>> BEGIN SUPPLIED MATERIAL

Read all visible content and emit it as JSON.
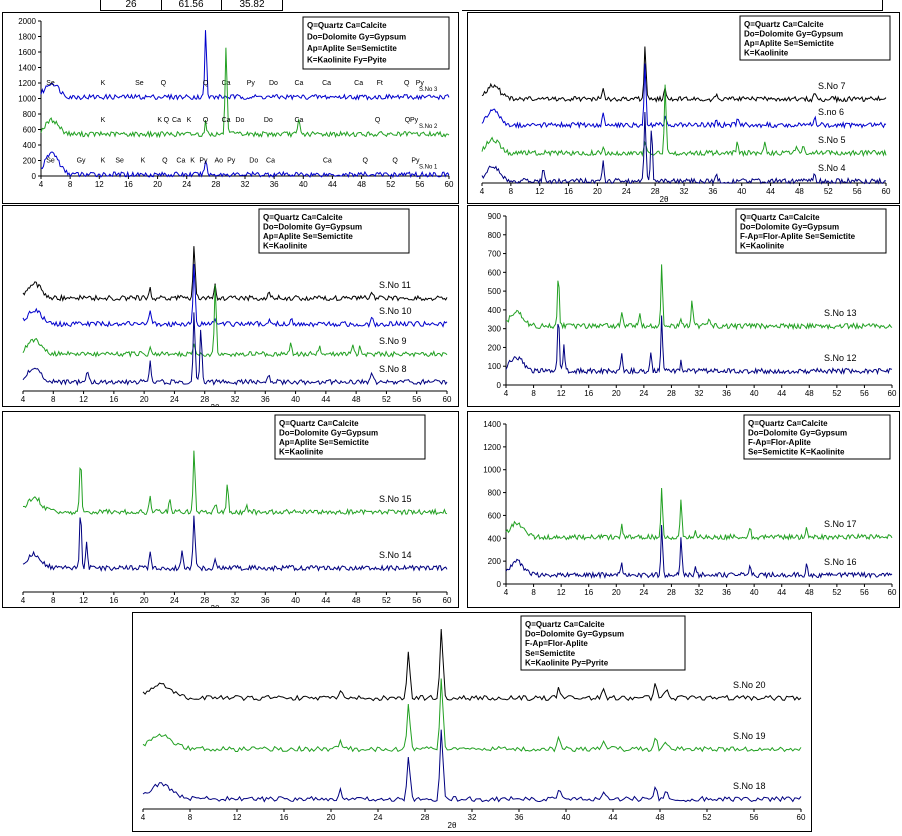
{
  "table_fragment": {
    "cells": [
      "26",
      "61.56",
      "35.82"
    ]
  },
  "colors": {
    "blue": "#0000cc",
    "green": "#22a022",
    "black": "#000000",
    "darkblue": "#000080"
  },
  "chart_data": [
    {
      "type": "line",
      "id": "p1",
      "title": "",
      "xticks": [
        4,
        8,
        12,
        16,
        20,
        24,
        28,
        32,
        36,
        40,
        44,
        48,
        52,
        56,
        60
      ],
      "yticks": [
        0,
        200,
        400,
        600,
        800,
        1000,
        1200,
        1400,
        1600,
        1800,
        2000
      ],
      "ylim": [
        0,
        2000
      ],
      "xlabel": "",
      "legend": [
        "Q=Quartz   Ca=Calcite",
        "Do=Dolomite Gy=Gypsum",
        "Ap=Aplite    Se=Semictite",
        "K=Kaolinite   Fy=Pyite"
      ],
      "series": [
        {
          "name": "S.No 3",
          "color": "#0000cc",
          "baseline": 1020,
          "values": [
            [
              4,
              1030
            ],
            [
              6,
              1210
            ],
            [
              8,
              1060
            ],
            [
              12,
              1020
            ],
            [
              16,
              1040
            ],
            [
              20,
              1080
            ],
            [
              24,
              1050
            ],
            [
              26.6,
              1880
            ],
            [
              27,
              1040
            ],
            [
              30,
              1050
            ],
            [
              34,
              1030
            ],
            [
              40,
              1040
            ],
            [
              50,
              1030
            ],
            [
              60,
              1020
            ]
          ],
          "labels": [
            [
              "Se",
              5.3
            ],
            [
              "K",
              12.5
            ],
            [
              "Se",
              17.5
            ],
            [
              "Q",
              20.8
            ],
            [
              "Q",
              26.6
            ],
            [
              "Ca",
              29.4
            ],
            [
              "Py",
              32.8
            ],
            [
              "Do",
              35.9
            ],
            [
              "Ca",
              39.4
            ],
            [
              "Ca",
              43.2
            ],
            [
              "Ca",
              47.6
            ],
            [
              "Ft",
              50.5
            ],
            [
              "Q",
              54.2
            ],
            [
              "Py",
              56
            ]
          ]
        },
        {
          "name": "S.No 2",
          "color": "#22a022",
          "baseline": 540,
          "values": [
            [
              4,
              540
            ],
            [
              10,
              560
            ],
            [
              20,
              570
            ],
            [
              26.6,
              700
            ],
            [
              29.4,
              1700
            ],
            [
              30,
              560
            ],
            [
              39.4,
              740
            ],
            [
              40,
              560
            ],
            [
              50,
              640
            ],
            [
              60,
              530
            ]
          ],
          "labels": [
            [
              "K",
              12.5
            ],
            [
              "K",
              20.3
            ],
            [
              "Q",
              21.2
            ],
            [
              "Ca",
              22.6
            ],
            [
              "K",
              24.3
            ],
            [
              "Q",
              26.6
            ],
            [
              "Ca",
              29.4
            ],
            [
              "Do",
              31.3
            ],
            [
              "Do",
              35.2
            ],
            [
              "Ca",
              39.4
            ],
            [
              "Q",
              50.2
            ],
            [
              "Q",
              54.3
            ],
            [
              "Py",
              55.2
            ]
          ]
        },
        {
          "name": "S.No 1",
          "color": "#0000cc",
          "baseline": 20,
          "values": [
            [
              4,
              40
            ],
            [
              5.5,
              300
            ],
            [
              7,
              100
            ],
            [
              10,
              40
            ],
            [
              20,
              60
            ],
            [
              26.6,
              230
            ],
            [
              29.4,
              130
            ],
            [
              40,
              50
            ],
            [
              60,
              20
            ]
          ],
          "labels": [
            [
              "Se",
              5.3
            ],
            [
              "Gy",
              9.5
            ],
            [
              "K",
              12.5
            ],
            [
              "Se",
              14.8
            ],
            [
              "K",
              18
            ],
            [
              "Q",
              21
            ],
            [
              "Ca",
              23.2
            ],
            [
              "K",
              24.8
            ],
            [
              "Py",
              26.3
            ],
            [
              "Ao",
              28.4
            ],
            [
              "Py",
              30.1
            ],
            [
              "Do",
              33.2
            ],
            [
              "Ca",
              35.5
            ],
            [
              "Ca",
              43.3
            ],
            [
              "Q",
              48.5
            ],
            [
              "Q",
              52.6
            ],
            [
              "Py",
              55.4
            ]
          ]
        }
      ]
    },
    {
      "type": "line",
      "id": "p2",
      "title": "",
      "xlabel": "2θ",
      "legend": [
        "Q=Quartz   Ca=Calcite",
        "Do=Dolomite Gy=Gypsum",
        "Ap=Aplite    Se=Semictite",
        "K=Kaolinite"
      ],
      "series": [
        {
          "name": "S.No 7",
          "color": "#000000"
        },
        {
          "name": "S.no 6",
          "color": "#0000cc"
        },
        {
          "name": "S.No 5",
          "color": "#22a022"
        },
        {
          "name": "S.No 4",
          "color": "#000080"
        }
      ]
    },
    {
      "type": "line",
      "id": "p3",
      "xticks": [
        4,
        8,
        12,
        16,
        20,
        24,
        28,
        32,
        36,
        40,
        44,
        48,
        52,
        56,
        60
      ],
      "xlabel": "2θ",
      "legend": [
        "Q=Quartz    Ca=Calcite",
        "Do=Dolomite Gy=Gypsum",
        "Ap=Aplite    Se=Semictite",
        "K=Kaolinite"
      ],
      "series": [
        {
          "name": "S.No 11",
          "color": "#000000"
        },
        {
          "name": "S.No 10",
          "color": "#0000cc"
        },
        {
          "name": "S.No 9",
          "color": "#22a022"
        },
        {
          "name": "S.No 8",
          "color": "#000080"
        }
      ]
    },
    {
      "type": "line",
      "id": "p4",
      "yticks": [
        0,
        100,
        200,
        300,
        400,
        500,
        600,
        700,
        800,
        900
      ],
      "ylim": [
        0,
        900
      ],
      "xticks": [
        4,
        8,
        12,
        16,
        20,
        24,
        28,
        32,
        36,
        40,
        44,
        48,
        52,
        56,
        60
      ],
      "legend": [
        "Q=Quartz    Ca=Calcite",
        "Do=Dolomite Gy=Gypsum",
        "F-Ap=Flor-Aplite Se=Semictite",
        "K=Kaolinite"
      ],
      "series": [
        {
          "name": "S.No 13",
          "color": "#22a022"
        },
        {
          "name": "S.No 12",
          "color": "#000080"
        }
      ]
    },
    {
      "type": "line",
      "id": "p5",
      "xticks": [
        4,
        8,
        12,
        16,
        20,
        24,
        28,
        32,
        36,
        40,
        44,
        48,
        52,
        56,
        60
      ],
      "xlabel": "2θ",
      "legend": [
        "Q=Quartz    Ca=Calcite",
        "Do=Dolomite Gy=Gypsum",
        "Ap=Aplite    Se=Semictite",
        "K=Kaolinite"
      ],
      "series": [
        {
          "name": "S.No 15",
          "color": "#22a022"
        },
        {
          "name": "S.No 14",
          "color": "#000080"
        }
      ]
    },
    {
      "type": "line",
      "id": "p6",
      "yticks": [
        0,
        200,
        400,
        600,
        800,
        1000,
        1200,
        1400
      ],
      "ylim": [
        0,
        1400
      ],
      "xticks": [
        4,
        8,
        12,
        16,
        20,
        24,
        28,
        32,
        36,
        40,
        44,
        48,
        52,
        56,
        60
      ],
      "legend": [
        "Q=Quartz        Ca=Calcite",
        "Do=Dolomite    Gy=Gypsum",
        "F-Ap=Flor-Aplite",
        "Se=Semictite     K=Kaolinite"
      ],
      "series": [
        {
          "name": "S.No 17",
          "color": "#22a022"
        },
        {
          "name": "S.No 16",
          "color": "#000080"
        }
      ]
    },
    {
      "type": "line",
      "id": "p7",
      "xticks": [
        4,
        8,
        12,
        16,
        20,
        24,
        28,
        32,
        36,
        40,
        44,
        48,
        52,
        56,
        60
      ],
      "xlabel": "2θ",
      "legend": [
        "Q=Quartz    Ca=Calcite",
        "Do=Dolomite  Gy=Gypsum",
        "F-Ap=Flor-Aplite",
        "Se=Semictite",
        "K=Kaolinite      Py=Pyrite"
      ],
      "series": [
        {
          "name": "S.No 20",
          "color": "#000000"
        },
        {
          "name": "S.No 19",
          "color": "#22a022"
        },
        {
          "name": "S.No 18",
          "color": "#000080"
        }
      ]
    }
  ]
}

>> END SUPPLIED MATERIAL
>> BEGIN SUPPLIED MATERIAL

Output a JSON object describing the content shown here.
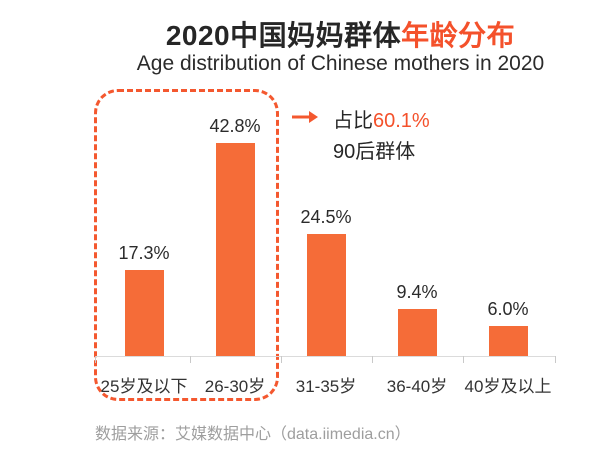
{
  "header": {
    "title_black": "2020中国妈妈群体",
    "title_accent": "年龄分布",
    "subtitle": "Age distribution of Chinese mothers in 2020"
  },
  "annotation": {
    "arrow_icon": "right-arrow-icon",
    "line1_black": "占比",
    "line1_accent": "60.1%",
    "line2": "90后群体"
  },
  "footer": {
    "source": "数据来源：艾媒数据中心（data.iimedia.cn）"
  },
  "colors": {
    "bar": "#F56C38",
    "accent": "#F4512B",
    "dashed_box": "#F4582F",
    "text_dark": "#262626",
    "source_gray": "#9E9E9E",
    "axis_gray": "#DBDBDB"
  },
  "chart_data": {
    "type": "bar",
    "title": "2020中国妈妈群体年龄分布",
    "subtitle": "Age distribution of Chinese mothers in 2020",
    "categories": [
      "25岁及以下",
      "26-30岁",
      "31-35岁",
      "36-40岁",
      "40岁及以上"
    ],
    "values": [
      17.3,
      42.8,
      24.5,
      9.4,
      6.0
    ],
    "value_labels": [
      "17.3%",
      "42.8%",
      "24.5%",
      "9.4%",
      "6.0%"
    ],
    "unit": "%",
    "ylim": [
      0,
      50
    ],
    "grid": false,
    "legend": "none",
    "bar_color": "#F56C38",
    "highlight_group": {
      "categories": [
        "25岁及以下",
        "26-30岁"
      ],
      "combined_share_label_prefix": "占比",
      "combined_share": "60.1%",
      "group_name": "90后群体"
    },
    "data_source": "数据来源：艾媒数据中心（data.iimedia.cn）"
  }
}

>> END SUPPLIED MATERIAL

• EXERCISE BRIEF:
Give the number of lines that hold the word "艾媒数据中心" in these records, with nothing added.

• FINAL RESULT:
2